[Extracted entries start]
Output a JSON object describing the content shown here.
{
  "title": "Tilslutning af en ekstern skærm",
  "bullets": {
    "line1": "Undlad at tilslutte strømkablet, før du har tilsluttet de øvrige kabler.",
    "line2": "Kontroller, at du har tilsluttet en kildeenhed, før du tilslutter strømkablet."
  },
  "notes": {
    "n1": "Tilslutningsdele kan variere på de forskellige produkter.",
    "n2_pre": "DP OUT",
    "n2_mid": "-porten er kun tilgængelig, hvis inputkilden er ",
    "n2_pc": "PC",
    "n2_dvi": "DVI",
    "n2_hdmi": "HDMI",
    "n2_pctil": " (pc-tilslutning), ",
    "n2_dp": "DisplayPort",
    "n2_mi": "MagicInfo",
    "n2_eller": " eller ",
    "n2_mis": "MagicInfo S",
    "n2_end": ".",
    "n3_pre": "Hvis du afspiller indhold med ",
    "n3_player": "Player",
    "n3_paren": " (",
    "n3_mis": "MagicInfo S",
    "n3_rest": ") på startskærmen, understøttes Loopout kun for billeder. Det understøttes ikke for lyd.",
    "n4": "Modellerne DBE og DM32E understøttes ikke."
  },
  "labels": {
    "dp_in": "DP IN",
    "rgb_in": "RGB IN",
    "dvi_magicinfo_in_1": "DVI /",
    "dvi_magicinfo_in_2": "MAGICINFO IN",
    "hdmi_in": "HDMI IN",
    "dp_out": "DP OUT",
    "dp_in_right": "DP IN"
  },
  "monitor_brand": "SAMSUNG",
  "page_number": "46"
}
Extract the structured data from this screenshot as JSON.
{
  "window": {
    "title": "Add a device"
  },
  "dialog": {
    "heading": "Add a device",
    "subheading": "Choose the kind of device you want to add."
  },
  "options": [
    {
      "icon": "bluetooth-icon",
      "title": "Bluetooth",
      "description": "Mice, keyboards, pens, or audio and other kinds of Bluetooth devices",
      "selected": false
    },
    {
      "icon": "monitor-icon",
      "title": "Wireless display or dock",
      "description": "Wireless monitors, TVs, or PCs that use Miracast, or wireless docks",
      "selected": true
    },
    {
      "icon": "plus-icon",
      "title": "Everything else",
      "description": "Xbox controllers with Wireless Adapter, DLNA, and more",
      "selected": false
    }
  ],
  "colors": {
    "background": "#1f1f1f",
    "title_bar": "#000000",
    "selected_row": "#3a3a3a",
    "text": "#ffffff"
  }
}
[Extracted entries end]
• _Stated exercise_
Copy every line verbatim.

• _Exercise result_
Output a JSON object describing the content shown here.
{
  "title": "Tilslutning af en ekstern skærm",
  "bullets": {
    "line1": "Undlad at tilslutte strømkablet, før du har tilsluttet de øvrige kabler.",
    "line2": "Kontroller, at du har tilsluttet en kildeenhed, før du tilslutter strømkablet."
  },
  "notes": {
    "n1": "Tilslutningsdele kan variere på de forskellige produkter.",
    "n2_pre": "DP OUT",
    "n2_mid": "-porten er kun tilgængelig, hvis inputkilden er ",
    "n2_pc": "PC",
    "n2_dvi": "DVI",
    "n2_hdmi": "HDMI",
    "n2_pctil": " (pc-tilslutning), ",
    "n2_dp": "DisplayPort",
    "n2_mi": "MagicInfo",
    "n2_eller": " eller ",
    "n2_mis": "MagicInfo S",
    "n2_end": ".",
    "n3_pre": "Hvis du afspiller indhold med ",
    "n3_player": "Player",
    "n3_paren": " (",
    "n3_mis": "MagicInfo S",
    "n3_rest": ") på startskærmen, understøttes Loopout kun for billeder. Det understøttes ikke for lyd.",
    "n4": "Modellerne DBE og DM32E understøttes ikke."
  },
  "labels": {
    "dp_in": "DP IN",
    "rgb_in": "RGB IN",
    "dvi_magicinfo_in_1": "DVI /",
    "dvi_magicinfo_in_2": "MAGICINFO IN",
    "hdmi_in": "HDMI IN",
    "dp_out": "DP OUT",
    "dp_in_right": "DP IN"
  },
  "monitor_brand": "SAMSUNG",
  "page_number": "46"
}
Extract the structured data from this screenshot as JSON.
{
  "window": {
    "title": "Add a device"
  },
  "dialog": {
    "heading": "Add a device",
    "subheading": "Choose the kind of device you want to add."
  },
  "options": [
    {
      "icon": "bluetooth-icon",
      "title": "Bluetooth",
      "description": "Mice, keyboards, pens, or audio and other kinds of Bluetooth devices",
      "selected": false
    },
    {
      "icon": "monitor-icon",
      "title": "Wireless display or dock",
      "description": "Wireless monitors, TVs, or PCs that use Miracast, or wireless docks",
      "selected": true
    },
    {
      "icon": "plus-icon",
      "title": "Everything else",
      "description": "Xbox controllers with Wireless Adapter, DLNA, and more",
      "selected": false
    }
  ],
  "colors": {
    "background": "#1f1f1f",
    "title_bar": "#000000",
    "selected_row": "#3a3a3a",
    "text": "#ffffff"
  }
}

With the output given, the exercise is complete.